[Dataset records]
═══
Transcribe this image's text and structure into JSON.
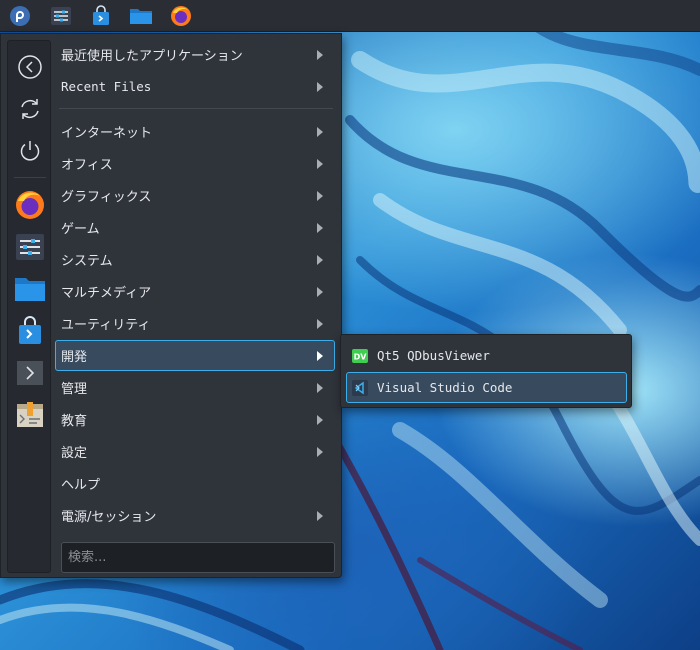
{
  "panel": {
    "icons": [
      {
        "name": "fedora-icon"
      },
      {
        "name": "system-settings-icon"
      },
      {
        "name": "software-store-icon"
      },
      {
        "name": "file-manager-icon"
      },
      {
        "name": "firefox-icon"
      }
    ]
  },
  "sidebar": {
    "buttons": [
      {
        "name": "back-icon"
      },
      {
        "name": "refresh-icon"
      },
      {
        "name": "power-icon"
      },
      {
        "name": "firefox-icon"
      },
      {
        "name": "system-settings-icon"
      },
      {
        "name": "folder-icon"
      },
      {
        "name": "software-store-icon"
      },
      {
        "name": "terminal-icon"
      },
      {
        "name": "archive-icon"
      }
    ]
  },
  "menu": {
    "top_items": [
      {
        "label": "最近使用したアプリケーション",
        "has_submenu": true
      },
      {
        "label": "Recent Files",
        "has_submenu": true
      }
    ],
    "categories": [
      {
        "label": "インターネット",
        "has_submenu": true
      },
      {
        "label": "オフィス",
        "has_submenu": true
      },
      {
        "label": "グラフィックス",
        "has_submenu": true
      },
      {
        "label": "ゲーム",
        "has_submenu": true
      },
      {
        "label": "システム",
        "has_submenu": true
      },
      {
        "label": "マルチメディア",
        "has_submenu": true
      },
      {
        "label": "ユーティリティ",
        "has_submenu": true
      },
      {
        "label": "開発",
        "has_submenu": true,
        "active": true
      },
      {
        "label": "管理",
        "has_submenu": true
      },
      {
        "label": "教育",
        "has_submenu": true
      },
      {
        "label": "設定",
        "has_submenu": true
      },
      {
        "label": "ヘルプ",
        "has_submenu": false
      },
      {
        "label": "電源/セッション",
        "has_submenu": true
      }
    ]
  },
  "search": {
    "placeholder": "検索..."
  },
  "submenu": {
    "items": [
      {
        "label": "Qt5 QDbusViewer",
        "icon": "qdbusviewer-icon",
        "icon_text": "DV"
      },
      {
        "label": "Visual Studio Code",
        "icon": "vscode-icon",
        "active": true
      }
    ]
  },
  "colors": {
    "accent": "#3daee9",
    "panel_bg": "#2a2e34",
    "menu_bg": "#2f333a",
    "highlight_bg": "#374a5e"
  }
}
═══
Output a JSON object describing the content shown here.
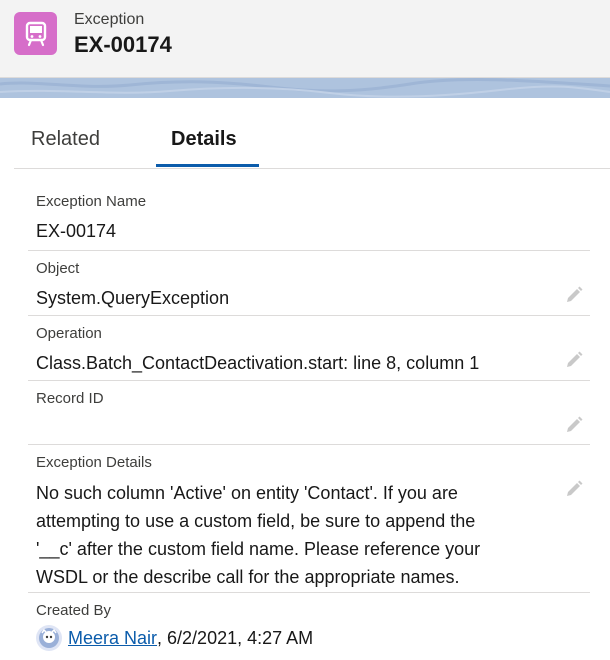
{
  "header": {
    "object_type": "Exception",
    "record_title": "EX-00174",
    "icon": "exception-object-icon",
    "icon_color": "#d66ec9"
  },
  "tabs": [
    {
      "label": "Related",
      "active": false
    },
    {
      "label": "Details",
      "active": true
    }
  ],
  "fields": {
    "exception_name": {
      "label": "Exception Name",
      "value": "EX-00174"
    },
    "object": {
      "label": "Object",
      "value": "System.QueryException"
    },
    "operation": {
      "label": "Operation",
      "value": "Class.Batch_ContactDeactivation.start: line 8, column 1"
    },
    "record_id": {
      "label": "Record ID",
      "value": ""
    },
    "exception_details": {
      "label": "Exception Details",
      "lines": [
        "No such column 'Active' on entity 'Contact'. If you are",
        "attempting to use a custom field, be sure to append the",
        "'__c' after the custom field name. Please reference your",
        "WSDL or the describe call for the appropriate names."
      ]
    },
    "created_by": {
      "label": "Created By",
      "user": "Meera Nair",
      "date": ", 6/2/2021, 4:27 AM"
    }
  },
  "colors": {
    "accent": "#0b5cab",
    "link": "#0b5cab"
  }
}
═══
Copy each line holding the word "value" from the listing above.

[Worked solution]
      "value": "EX-00174"
      "value": "System.QueryException"
      "value": "Class.Batch_ContactDeactivation.start: line 8, column 1"
      "value": ""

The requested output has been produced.